- [RAW DATA]
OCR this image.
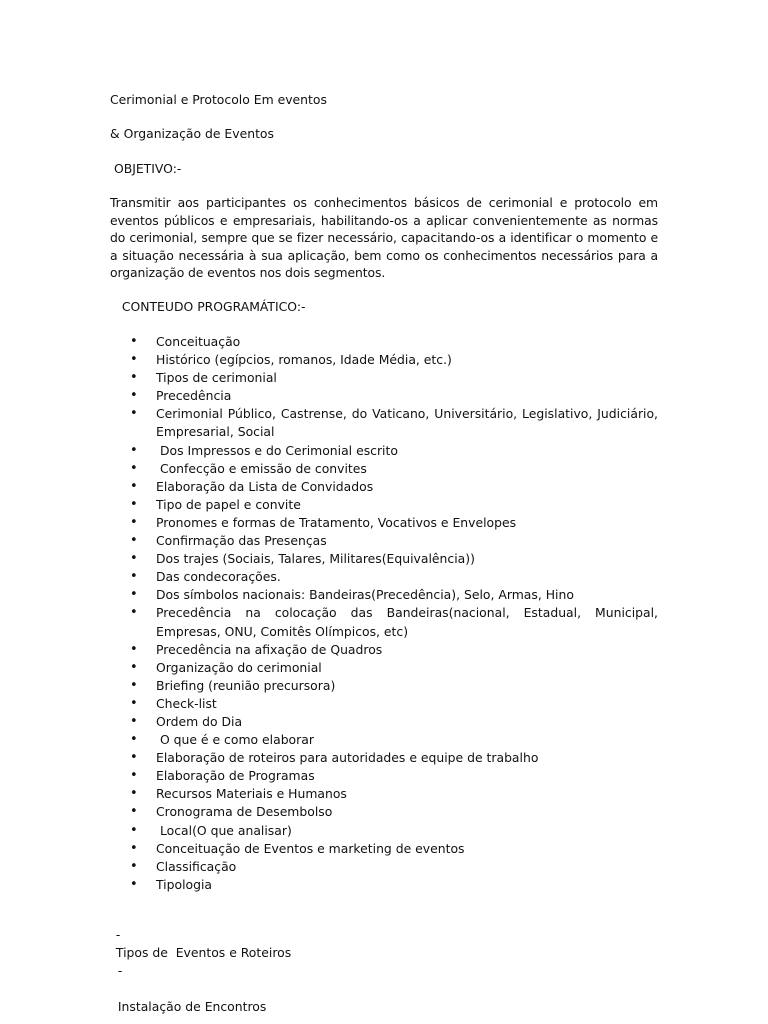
Cerimonial e Protocolo Em eventos
& Organização de Eventos
OBJETIVO:-
Transmitir aos participantes os conhecimentos básicos de cerimonial e protocolo em eventos públicos e empresariais, habilitando-os a aplicar convenientemente as normas do cerimonial, sempre que se fizer necessário, capacitando-os a identificar o momento e a situação necessária à sua aplicação, bem como os conhecimentos necessários para a organização de eventos nos dois segmentos.
CONTEUDO PROGRAMÁTICO:-
• Conceituação
• Histórico (egípcios, romanos, Idade Média, etc.)
• Tipos de cerimonial
• Precedência
• Cerimonial Público, Castrense, do Vaticano, Universitário, Legislativo, Judiciário, Empresarial, Social
•  Dos Impressos e do Cerimonial escrito
•  Confecção e emissão de convites
• Elaboração da Lista de Convidados
• Tipo de papel e convite
• Pronomes e formas de Tratamento, Vocativos e Envelopes
• Confirmação das Presenças
• Dos trajes (Sociais, Talares, Militares(Equivalência))
• Das condecorações.
• Dos símbolos nacionais: Bandeiras(Precedência), Selo, Armas, Hino
• Precedência na colocação das Bandeiras(nacional, Estadual, Municipal, Empresas, ONU, Comitês Olímpicos, etc)
• Precedência na afixação de Quadros
• Organização do cerimonial
• Briefing (reunião precursora)
• Check-list
• Ordem do Dia
•  O que é e como elaborar
• Elaboração de roteiros para autoridades e equipe de trabalho
• Elaboração de Programas
• Recursos Materiais e Humanos
• Cronograma de Desembolso
•  Local(O que analisar)
• Conceituação de Eventos e marketing de eventos
• Classificação
• Tipologia

-
Tipos de  Eventos e Roteiros

-

Instalação de Encontros
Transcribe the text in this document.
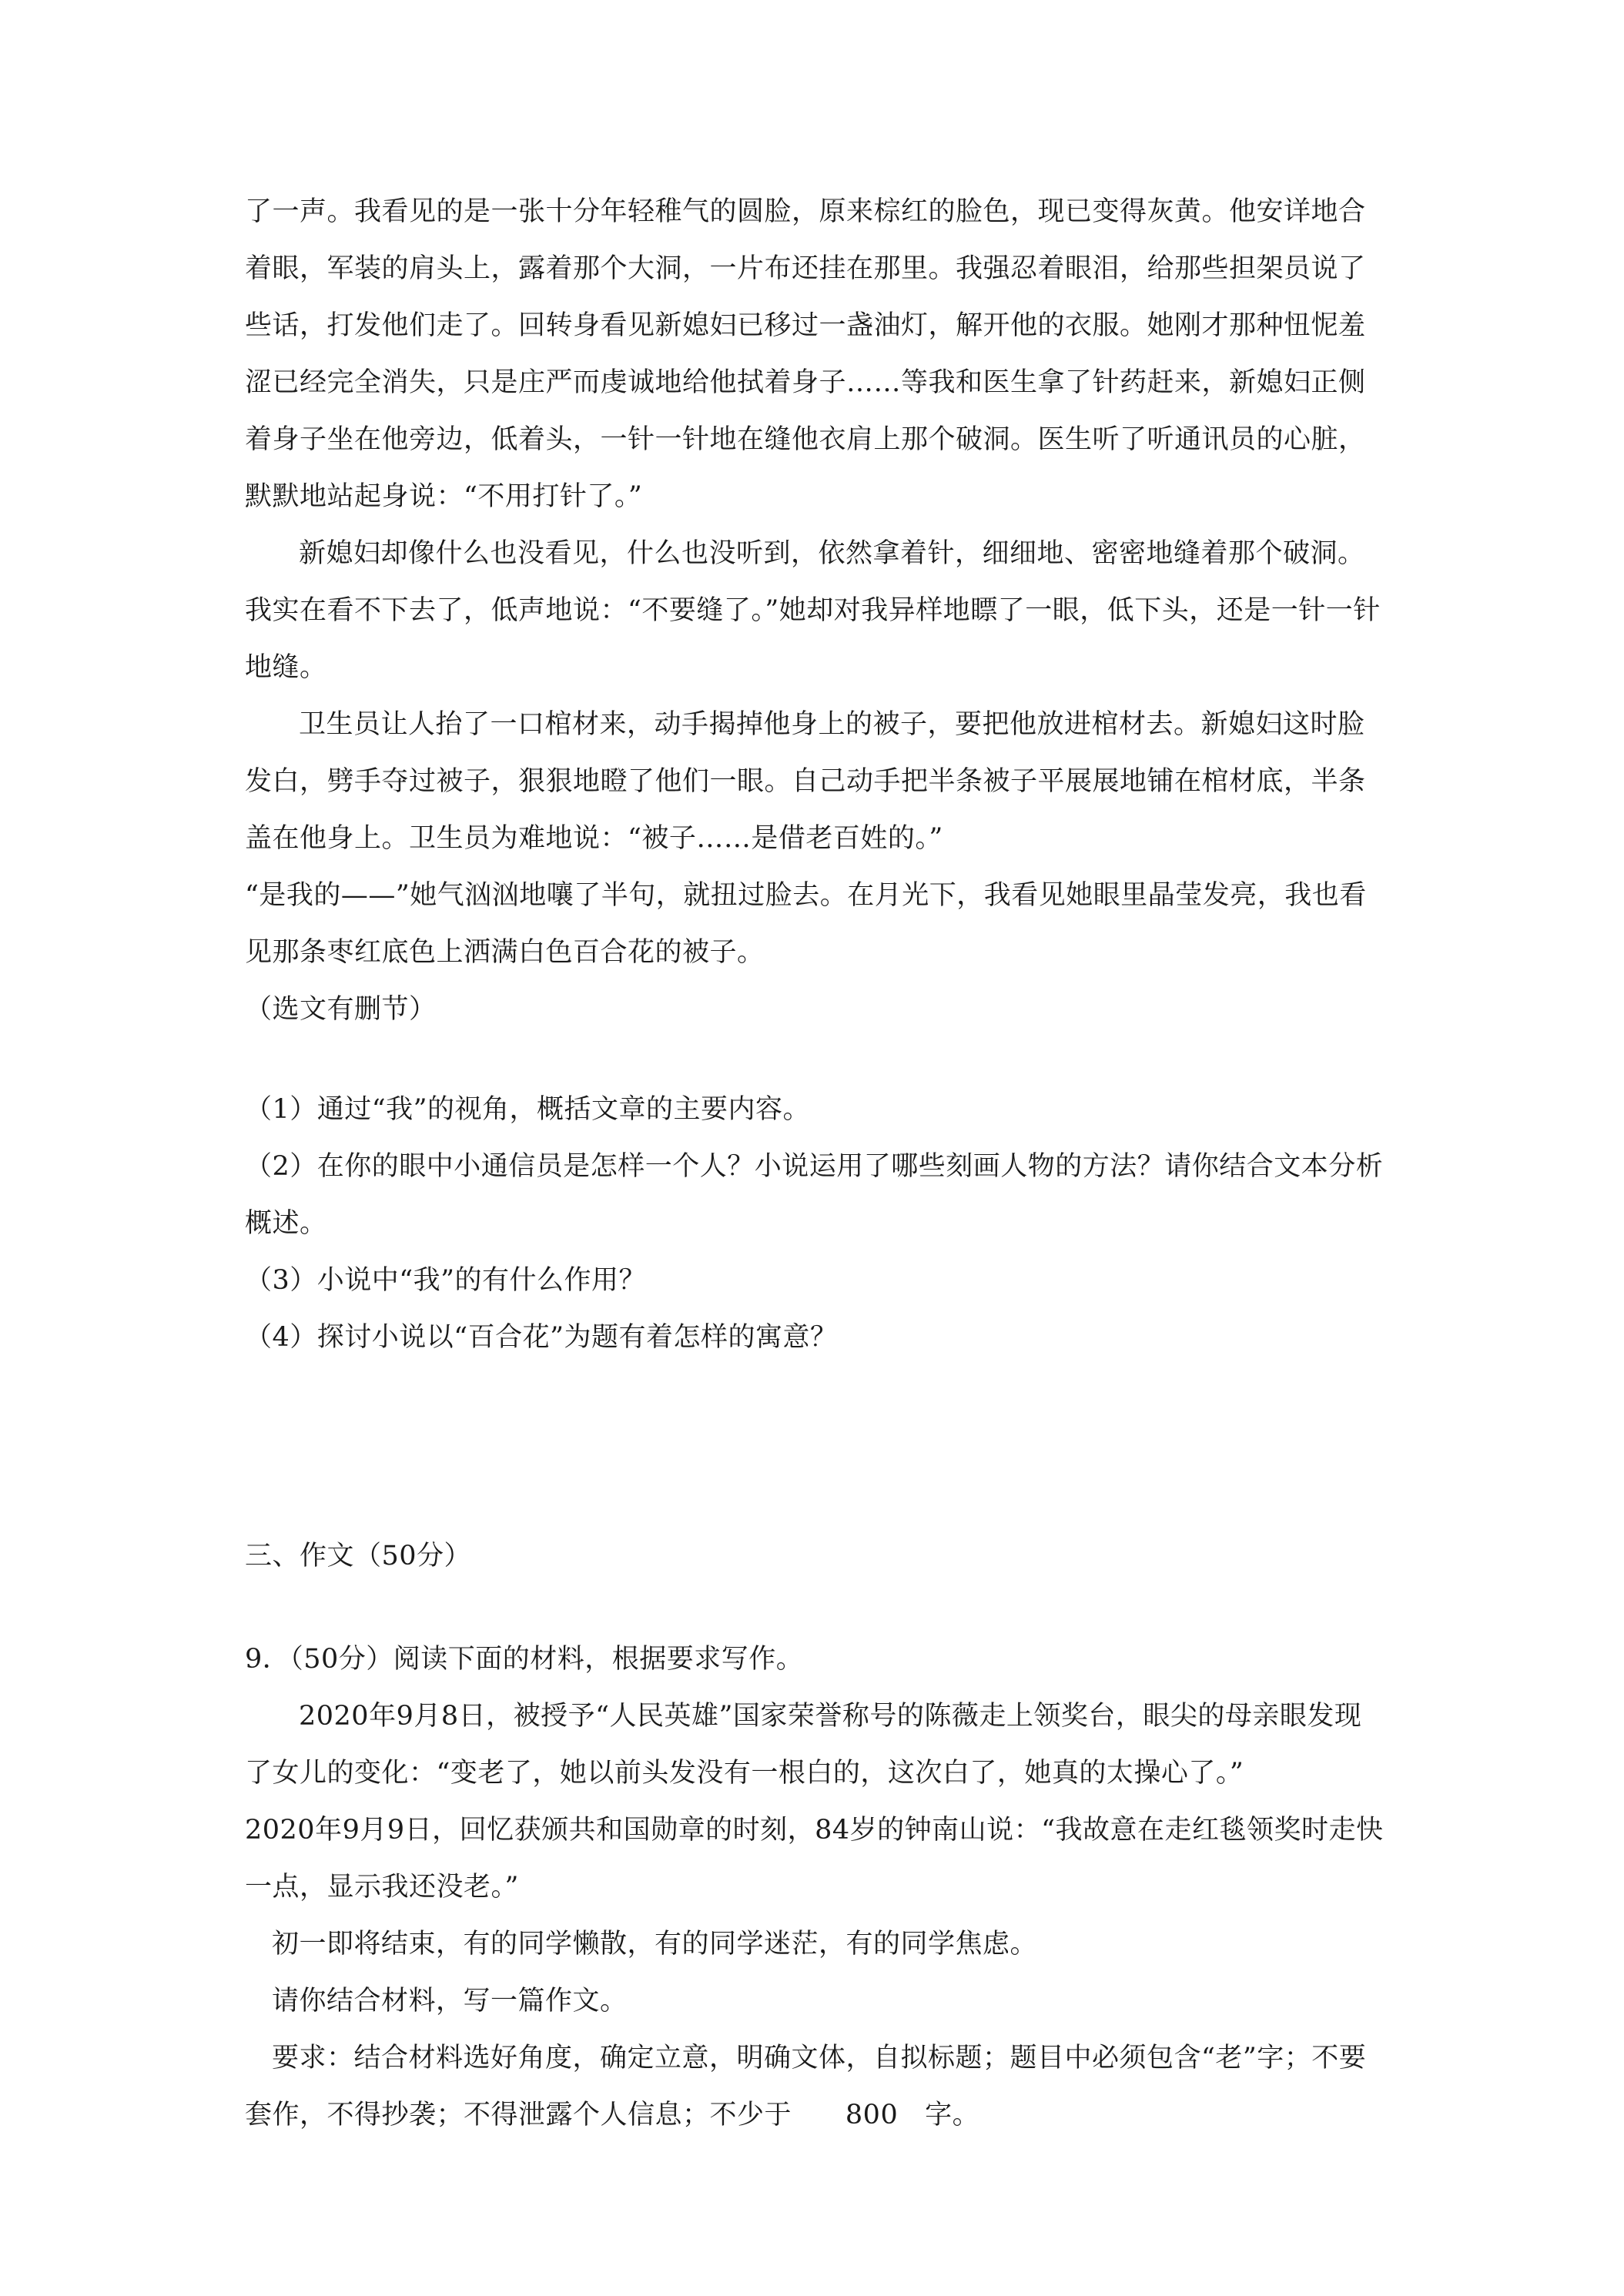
了一声。我看见的是一张十分年轻稚气的圆脸，原来棕红的脸色，现已变得灰黄。他安详地合着眼，军装的肩头上，露着那个大洞，一片布还挂在那里。我强忍着眼泪，给那些担架员说了些话，打发他们走了。回转身看见新媳妇已移过一盏油灯，解开他的衣服。她刚才那种忸怩羞涩已经完全消失，只是庄严而虔诚地给他拭着身子……等我和医生拿了针药赶来，新媳妇正侧着身子坐在他旁边，低着头，一针一针地在缝他衣肩上那个破洞。医生听了听通讯员的心脏，默默地站起身说：“不用打针了。”

新媳妇却像什么也没看见，什么也没听到，依然拿着针，细细地、密密地缝着那个破洞。我实在看不下去了，低声地说：“不要缝了。”她却对我异样地瞟了一眼，低下头，还是一针一针地缝。

卫生员让人抬了一口棺材来，动手揭掉他身上的被子，要把他放进棺材去。新媳妇这时脸发白，劈手夺过被子，狠狠地瞪了他们一眼。自己动手把半条被子平展展地铺在棺材底，半条盖在他身上。卫生员为难地说：“被子……是借老百姓的。”

“是我的——”她气汹汹地嚷了半句，就扭过脸去。在月光下，我看见她眼里晶莹发亮，我也看见那条枣红底色上洒满白色百合花的被子。

（选文有删节）

（1）通过“我”的视角，概括文章的主要内容。

（2）在你的眼中小通信员是怎样一个人？小说运用了哪些刻画人物的方法？请你结合文本分析概述。

（3）小说中“我”的有什么作用？

（4）探讨小说以“百合花”为题有着怎样的寓意？

三、作文（50分）

9．（50分）阅读下面的材料，根据要求写作。

2020年9月8日，被授予“人民英雄”国家荣誉称号的陈薇走上领奖台，眼尖的母亲眼发现了女儿的变化：“变老了，她以前头发没有一根白的，这次白了，她真的太操心了。”

2020年9月9日，回忆获颁共和国勋章的时刻，84岁的钟南山说：“我故意在走红毯领奖时走快一点，显示我还没老。”

初一即将结束，有的同学懒散，有的同学迷茫，有的同学焦虑。

请你结合材料，写一篇作文。

要求：结合材料选好角度，确定立意，明确文体，自拟标题；题目中必须包含“老”字；不要套作，不得抄袭；不得泄露个人信息；不少于 800 字。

- [WRITTEN REQUEST]
Where a line holds "Precedência", copy that line.

- [OUTPUT FOR THIS TASK]
• Precedência
• Dos símbolos nacionais: Bandeiras(Precedência), Selo, Armas, Hino
• Precedência na colocação das Bandeiras(nacional, Estadual, Municipal, Empresas, ONU, Comitês Olímpicos, etc)
• Precedência na afixação de Quadros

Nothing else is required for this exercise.